WHAT YOU SHOULD DO: In the records below, find each line with the word "วยเหล" and copy it.

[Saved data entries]

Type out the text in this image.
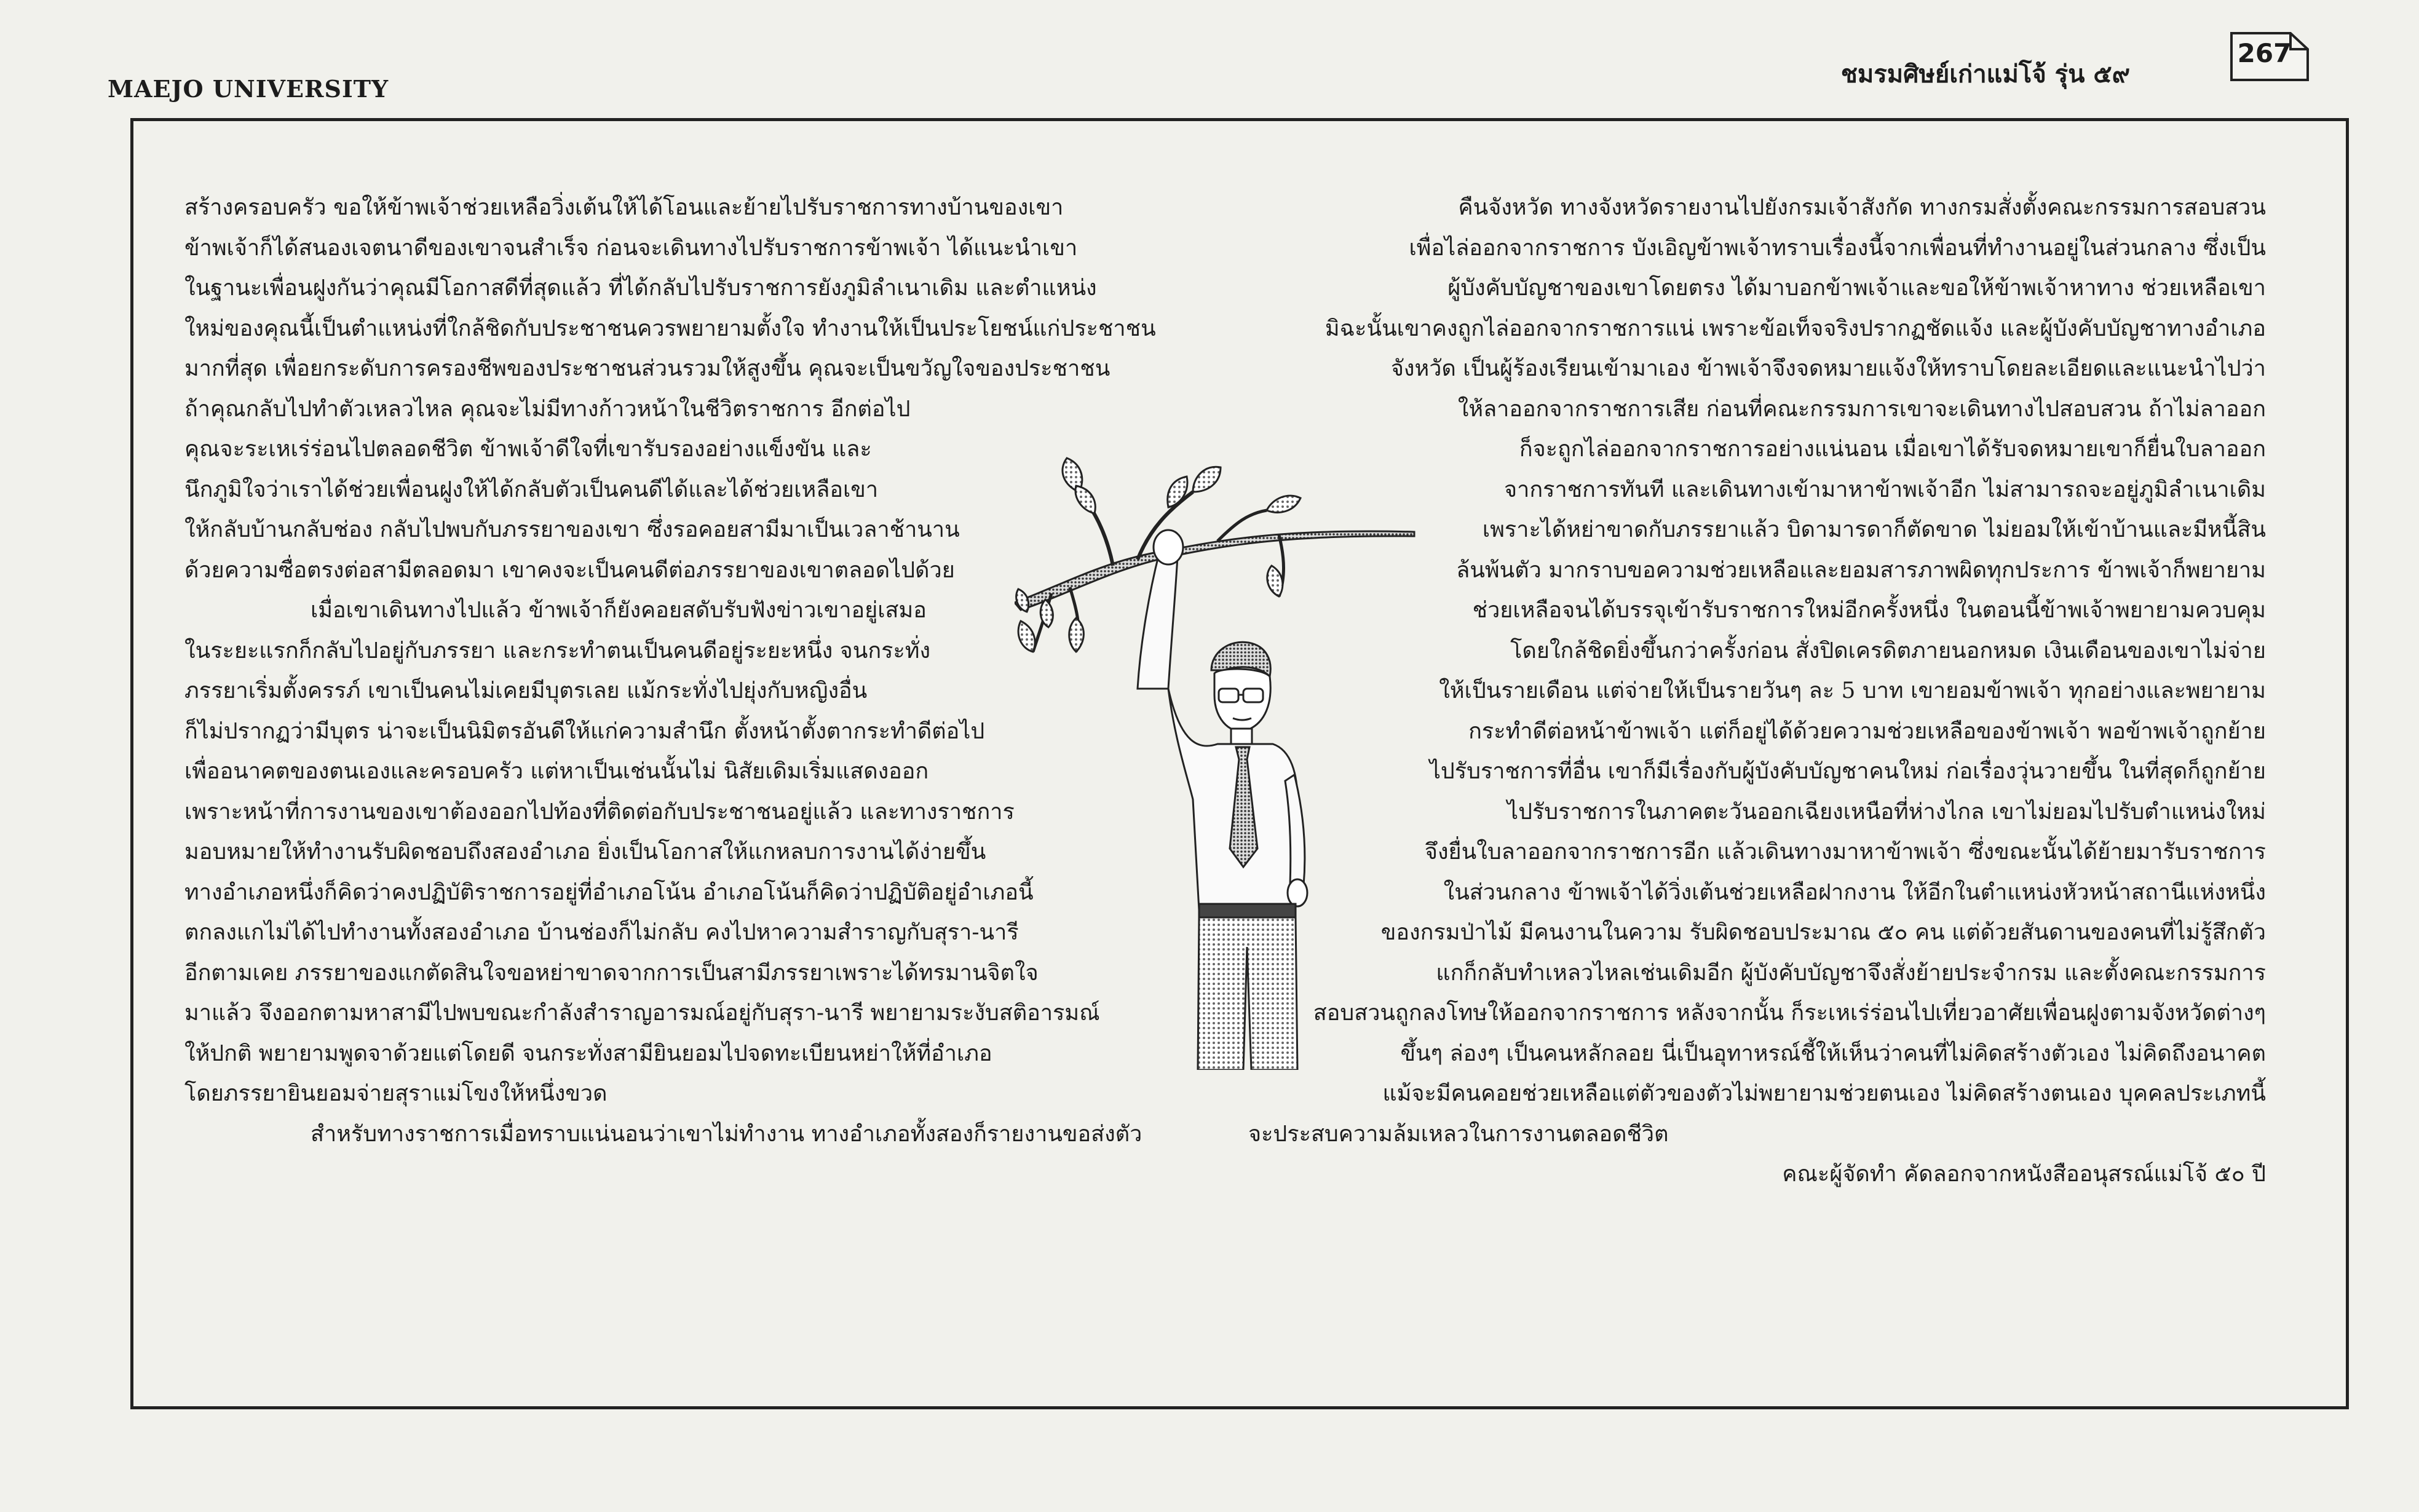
MAEJO UNIVERSITY
ชมรมศิษย์เก่าแม่โจ้ รุ่น ๕๙
267

สร้างครอบครัว ขอให้ข้าพเจ้าช่วยเหลือวิ่งเต้นให้ได้โอนและย้ายไปรับราชการทางบ้านของเขา

ข้าพเจ้าก็ได้สนองเจตนาดีของเขาจนสำเร็จ ก่อนจะเดินทางไปรับราชการข้าพเจ้า ได้แนะนำเขา

ในฐานะเพื่อนฝูงกันว่าคุณมีโอกาสดีที่สุดแล้ว ที่ได้กลับไปรับราชการยังภูมิลำเนาเดิม และตำแหน่ง

ใหม่ของคุณนี้เป็นตำแหน่งที่ใกล้ชิดกับประชาชนควรพยายามตั้งใจ ทำงานให้เป็นประโยชน์แก่ประชาชน

มากที่สุด เพื่อยกระดับการครองชีพของประชาชนส่วนรวมให้สูงขึ้น คุณจะเป็นขวัญใจของประชาชน

ถ้าคุณกลับไปทำตัวเหลวไหล คุณจะไม่มีทางก้าวหน้าในชีวิตราชการ อีกต่อไป

คุณจะระเหเร่ร่อนไปตลอดชีวิต ข้าพเจ้าดีใจที่เขารับรองอย่างแข็งขัน และ

นึกภูมิใจว่าเราได้ช่วยเพื่อนฝูงให้ได้กลับตัวเป็นคนดีได้และได้ช่วยเหลือเขา

ให้กลับบ้านกลับช่อง กลับไปพบกับภรรยาของเขา ซึ่งรอคอยสามีมาเป็นเวลาช้านาน

ด้วยความซื่อตรงต่อสามีตลอดมา เขาคงจะเป็นคนดีต่อภรรยาของเขาตลอดไปด้วย

เมื่อเขาเดินทางไปแล้ว ข้าพเจ้าก็ยังคอยสดับรับฟังข่าวเขาอยู่เสมอ

ในระยะแรกก็กลับไปอยู่กับภรรยา และกระทำตนเป็นคนดีอยู่ระยะหนึ่ง จนกระทั่ง

ภรรยาเริ่มตั้งครรภ์ เขาเป็นคนไม่เคยมีบุตรเลย แม้กระทั่งไปยุ่งกับหญิงอื่น

ก็ไม่ปรากฏว่ามีบุตร น่าจะเป็นนิมิตรอันดีให้แก่ความสำนึก ตั้งหน้าตั้งตากระทำดีต่อไป

เพื่ออนาคตของตนเองและครอบครัว แต่หาเป็นเช่นนั้นไม่ นิสัยเดิมเริ่มแสดงออก

เพราะหน้าที่การงานของเขาต้องออกไปท้องที่ติดต่อกับประชาชนอยู่แล้ว และทางราชการ

มอบหมายให้ทำงานรับผิดชอบถึงสองอำเภอ ยิ่งเป็นโอกาสให้แกหลบการงานได้ง่ายขึ้น

ทางอำเภอหนึ่งก็คิดว่าคงปฏิบัติราชการอยู่ที่อำเภอโน้น อำเภอโน้นก็คิดว่าปฏิบัติอยู่อำเภอนี้

ตกลงแกไม่ได้ไปทำงานทั้งสองอำเภอ บ้านช่องก็ไม่กลับ คงไปหาความสำราญกับสุรา-นารี

อีกตามเคย ภรรยาของแกตัดสินใจขอหย่าขาดจากการเป็นสามีภรรยาเพราะได้ทรมานจิตใจ

มาแล้ว จึงออกตามหาสามีไปพบขณะกำลังสำราญอารมณ์อยู่กับสุรา-นารี พยายามระงับสติอารมณ์

ให้ปกติ พยายามพูดจาด้วยแต่โดยดี จนกระทั่งสามียินยอมไปจดทะเบียนหย่าให้ที่อำเภอ

โดยภรรยายินยอมจ่ายสุราแม่โขงให้หนึ่งขวด

สำหรับทางราชการเมื่อทราบแน่นอนว่าเขาไม่ทำงาน ทางอำเภอทั้งสองก็รายงานขอส่งตัว

คืนจังหวัด ทางจังหวัดรายงานไปยังกรมเจ้าสังกัด ทางกรมสั่งตั้งคณะกรรมการสอบสวน

เพื่อไล่ออกจากราชการ บังเอิญข้าพเจ้าทราบเรื่องนี้จากเพื่อนที่ทำงานอยู่ในส่วนกลาง ซึ่งเป็น

ผู้บังคับบัญชาของเขาโดยตรง ได้มาบอกข้าพเจ้าและขอให้ข้าพเจ้าหาทาง ช่วยเหลือเขา

มิฉะนั้นเขาคงถูกไล่ออกจากราชการแน่ เพราะข้อเท็จจริงปรากฏชัดแจ้ง และผู้บังคับบัญชาทางอำเภอ

จังหวัด เป็นผู้ร้องเรียนเข้ามาเอง ข้าพเจ้าจึงจดหมายแจ้งให้ทราบโดยละเอียดและแนะนำไปว่า

ให้ลาออกจากราชการเสีย ก่อนที่คณะกรรมการเขาจะเดินทางไปสอบสวน ถ้าไม่ลาออก

ก็จะถูกไล่ออกจากราชการอย่างแน่นอน เมื่อเขาได้รับจดหมายเขาก็ยื่นใบลาออก

จากราชการทันที และเดินทางเข้ามาหาข้าพเจ้าอีก ไม่สามารถจะอยู่ภูมิลำเนาเดิม

เพราะได้หย่าขาดกับภรรยาแล้ว บิดามารดาก็ตัดขาด ไม่ยอมให้เข้าบ้านและมีหนี้สิน

ล้นพ้นตัว มากราบขอความช่วยเหลือและยอมสารภาพผิดทุกประการ ข้าพเจ้าก็พยายาม

ช่วยเหลือจนได้บรรจุเข้ารับราชการใหม่อีกครั้งหนึ่ง ในตอนนี้ข้าพเจ้าพยายามควบคุม

โดยใกล้ชิดยิ่งขึ้นกว่าครั้งก่อน สั่งปิดเครดิตภายนอกหมด เงินเดือนของเขาไม่จ่าย

ให้เป็นรายเดือน แต่จ่ายให้เป็นรายวันๆ ละ 5 บาท เขายอมข้าพเจ้า ทุกอย่างและพยายาม

กระทำดีต่อหน้าข้าพเจ้า แต่ก็อยู่ได้ด้วยความช่วยเหลือของข้าพเจ้า พอข้าพเจ้าถูกย้าย

ไปรับราชการที่อื่น เขาก็มีเรื่องกับผู้บังคับบัญชาคนใหม่ ก่อเรื่องวุ่นวายขึ้น ในที่สุดก็ถูกย้าย

ไปรับราชการในภาคตะวันออกเฉียงเหนือที่ห่างไกล เขาไม่ยอมไปรับตำแหน่งใหม่

จึงยื่นใบลาออกจากราชการอีก แล้วเดินทางมาหาข้าพเจ้า ซึ่งขณะนั้นได้ย้ายมารับราชการ

ในส่วนกลาง ข้าพเจ้าได้วิ่งเต้นช่วยเหลือฝากงาน ให้อีกในตำแหน่งหัวหน้าสถานีแห่งหนึ่ง

ของกรมป่าไม้ มีคนงานในความ รับผิดชอบประมาณ ๕๐ คน แต่ด้วยสันดานของคนที่ไม่รู้สึกตัว

แกก็กลับทำเหลวไหลเช่นเดิมอีก ผู้บังคับบัญชาจึงสั่งย้ายประจำกรม และตั้งคณะกรรมการ

สอบสวนถูกลงโทษให้ออกจากราชการ หลังจากนั้น ก็ระเหเร่ร่อนไปเที่ยวอาศัยเพื่อนฝูงตามจังหวัดต่างๆ

ขึ้นๆ ล่องๆ เป็นคนหลักลอย นี่เป็นอุทาหรณ์ชี้ให้เห็นว่าคนที่ไม่คิดสร้างตัวเอง ไม่คิดถึงอนาคต

แม้จะมีคนคอยช่วยเหลือแต่ตัวของตัวไม่พยายามช่วยตนเอง ไม่คิดสร้างตนเอง บุคคลประเภทนี้

จะประสบความล้มเหลวในการงานตลอดชีวิต

คณะผู้จัดทำ คัดลอกจากหนังสืออนุสรณ์แม่โจ้ ๕๐ ปี
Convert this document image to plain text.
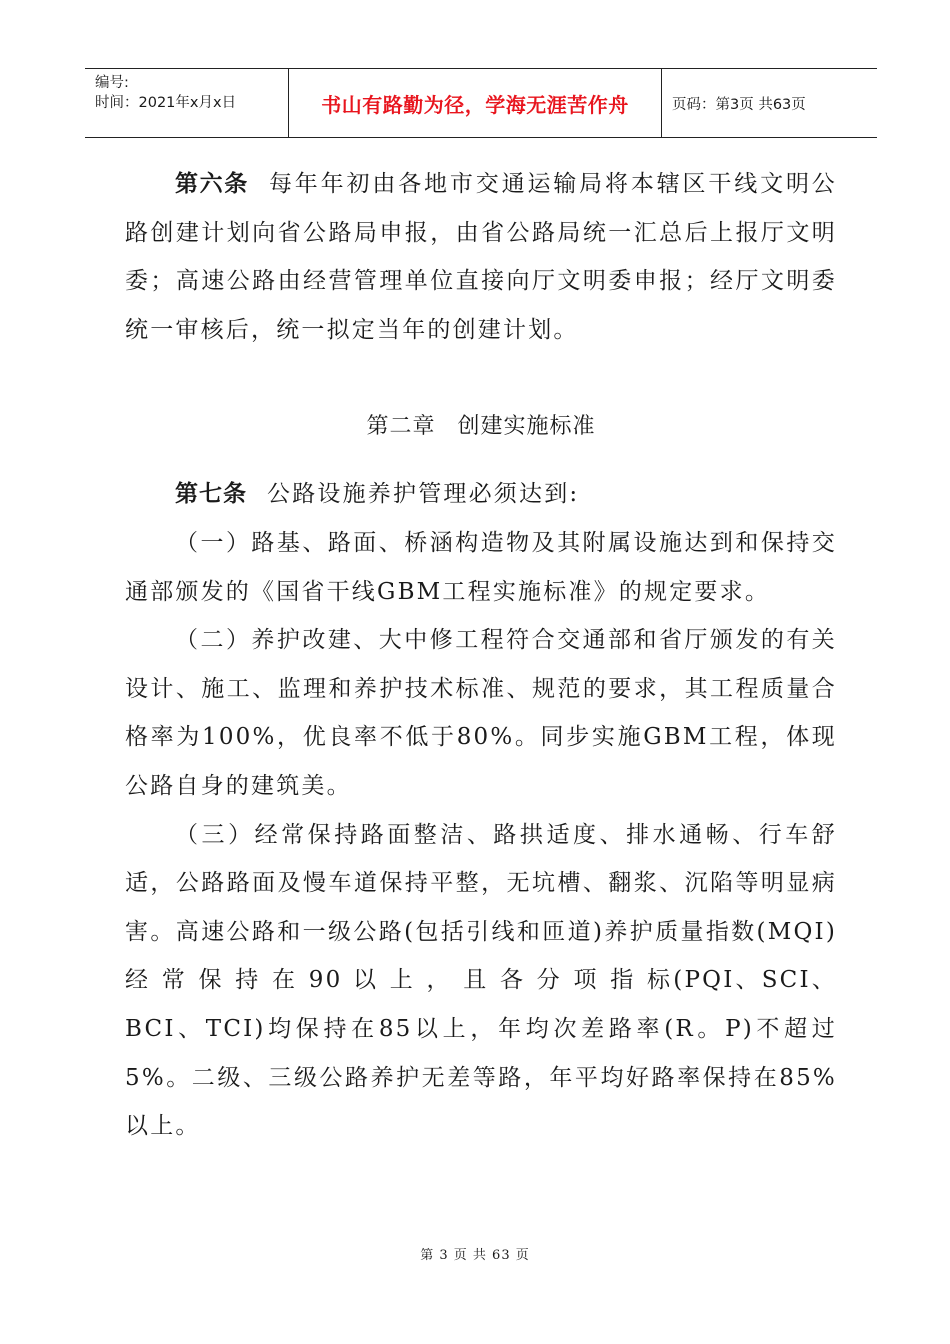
编号:
时间：2021年x月x日	书山有路勤为径，学海无涯苦作舟	页码：第3页 共63页

第六条 每年年初由各地市交通运输局将本辖区干线文明公路创建计划向省公路局申报，由省公路局统一汇总后上报厅文明委；高速公路由经营管理单位直接向厅文明委申报；经厅文明委统一审核后，统一拟定当年的创建计划。

第二章 创建实施标准

第七条 公路设施养护管理必须达到:

（一）路基、路面、桥涵构造物及其附属设施达到和保持交通部颁发的《国省干线GBM工程实施标准》的规定要求。

（二）养护改建、大中修工程符合交通部和省厅颁发的有关设计、施工、监理和养护技术标准、规范的要求，其工程质量合格率为100%，优良率不低于80%。同步实施GBM工程，体现公路自身的建筑美。

（三）经常保持路面整洁、路拱适度、排水通畅、行车舒适，公路路面及慢车道保持平整，无坑槽、翻浆、沉陷等明显病害。高速公路和一级公路(包括引线和匝道)养护质量指数(MQI) 经 常 保 持 在 90 以 上 ， 且 各 分 项 指 标(PQI、SCI、BCI、TCI)均保持在85以上，年均次差路率(R。P)不超过5%。二级、三级公路养护无差等路，年平均好路率保持在85%以上。

第 3 页 共 63 页
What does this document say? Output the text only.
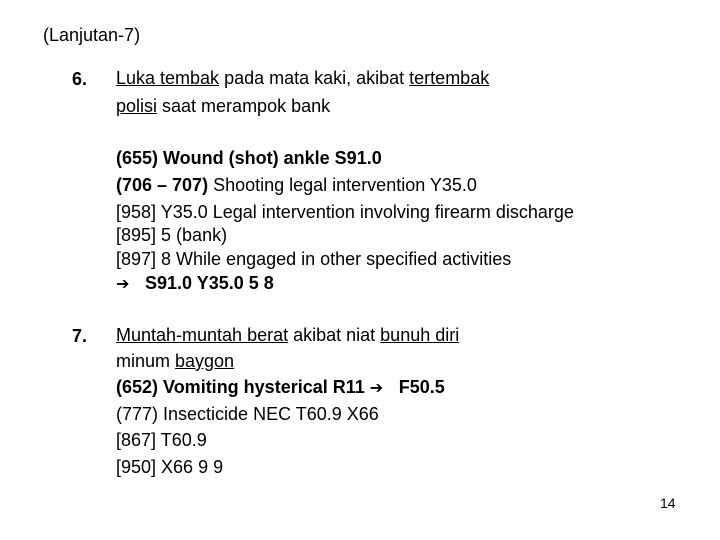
(Lanjutan-7)
6. Luka tembak pada mata kaki, akibat tertembak
polisi saat merampok bank
(655) Wound (shot) ankle S91.0
(706 – 707) Shooting legal intervention Y35.0
[958] Y35.0 Legal intervention involving firearm discharge
[895] 5 (bank)
[897] 8 While engaged in other specified activities
➔ S91.0 Y35.0 5 8
7. Muntah-muntah berat akibat niat bunuh diri
minum baygon
(652) Vomiting hysterical R11 ➔ F50.5
(777) Insecticide NEC T60.9 X66
[867] T60.9
[950] X66 9 9
14
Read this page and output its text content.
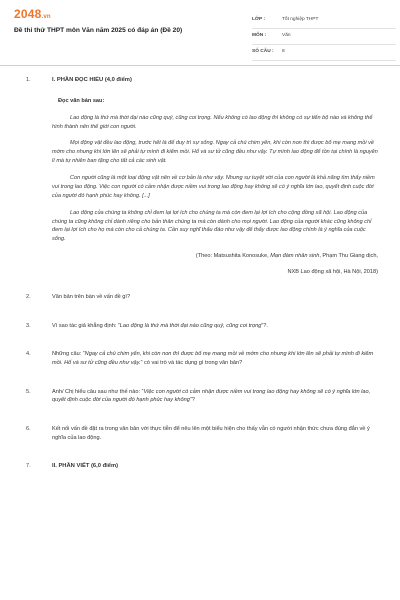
2048.vn
Đề thi thử THPT môn Văn năm 2025 có đáp án (Đề 20)
LỚP :	Tốt nghiệp THPT
MÔN :	Văn
SỐ CÂU : 8
1.	I. PHẦN ĐỌC HIỂU (4,0 điểm)
Đọc văn bản sau:

Lao động là thứ mà thời đại nào cũng quý, cũng coi trọng. Nếu không có lao động thì không có sự tiến bộ nào và không thể hình thành nên thế giới con người.

Mọi động vật đều lao động, trước hết là để duy trì sự sống. Ngay cả chú chim yến, khi còn non thì được bố mẹ mang mồi về mớm cho nhưng khi lớn lên sẽ phải tự mình đi kiếm mồi. Hổ và sư tử cũng đều như vậy. Tự mình lao động để tồn tại chính là nguyên lí mà tự nhiên ban tặng cho tất cả các sinh vật.

Con người cũng là một loại động vật nên về cơ bản là như vậy. Nhưng sự tuyệt vời của con người là khả năng tìm thấy niềm vui trong lao động. Việc con người có cảm nhận được niềm vui trong lao động hay không sẽ có ý nghĩa lớn lao, quyết định cuộc đời của người đó hạnh phúc hay không. [...]

Lao động của chúng ta không chỉ đem lại lợi ích cho chúng ta mà còn đem lại lợi ích cho cộng đồng xã hội. Lao động của chúng ta cũng không chỉ dành riêng cho bản thân chúng ta mà còn dành cho mọi người. Lao động của người khác cũng không chỉ đem lại lợi ích cho họ mà còn cho cả chúng ta. Cần suy nghĩ thấu đáo như vậy để thấy được lao động chính là ý nghĩa của cuộc sống.

(Theo: Matsushita Konosuke, Mạn đàm nhân sinh, Phạm Thu Giang dịch,
NXB Lao động xã hội, Hà Nội, 2018)
2.	Văn bản trên bàn về vấn đề gì?
3.	Vì sao tác giả khẳng định: “Lao động là thứ mà thời đại nào cũng quý, cũng coi trọng”?.
4.	Những câu: “Ngay cả chú chim yến, khi còn non thì được bố mẹ mang mồi về mớm cho nhưng khi lớn lên sẽ phải tự mình đi kiếm mồi. Hổ và sư tử cũng đều như vậy.” có vai trò và tác dụng gì trong văn bản?
5.	Anh/ Chị hiểu câu sau như thế nào: “Việc con người có cảm nhận được niềm vui trong lao động hay không sẽ có ý nghĩa lớn lao, quyết định cuộc đời của người đó hạnh phúc hay không”?
6.	Kết nối vấn đề đặt ra trong văn bản với thực tiễn để nêu lên một biểu hiện cho thấy vẫn có người nhận thức chưa đúng đắn về ý nghĩa của lao động.
7.	II. PHẦN VIẾT (6,0 điểm)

EXPECTED ANSWER:
สร้างครอบครัว ขอให้ข้าพเจ้าช่วยเหลือวิ่งเต้นให้ได้โอนและย้ายไปรับราชการทางบ้านของเขา
นึกภูมิใจว่าเราได้ช่วยเพื่อนฝูงให้ได้กลับตัวเป็นคนดีได้และได้ช่วยเหลือเขา
ผู้บังคับบัญชาของเขาโดยตรง ได้มาบอกข้าพเจ้าและขอให้ข้าพเจ้าหาทาง ช่วยเหลือเขา
ล้นพ้นตัว มากราบขอความช่วยเหลือและยอมสารภาพผิดทุกประการ ข้าพเจ้าก็พยายาม
ช่วยเหลือจนได้บรรจุเข้ารับราชการใหม่อีกครั้งหนึ่ง ในตอนนี้ข้าพเจ้าพยายามควบคุม
กระทำดีต่อหน้าข้าพเจ้า แต่ก็อยู่ได้ด้วยความช่วยเหลือของข้าพเจ้า พอข้าพเจ้าถูกย้าย
ในส่วนกลาง ข้าพเจ้าได้วิ่งเต้นช่วยเหลือฝากงาน ให้อีกในตำแหน่งหัวหน้าสถานีแห่งหนึ่ง
แม้จะมีคนคอยช่วยเหลือแต่ตัวของตัวไม่พยายามช่วยตนเอง ไม่คิดสร้างตนเอง บุคคลประเภทนี้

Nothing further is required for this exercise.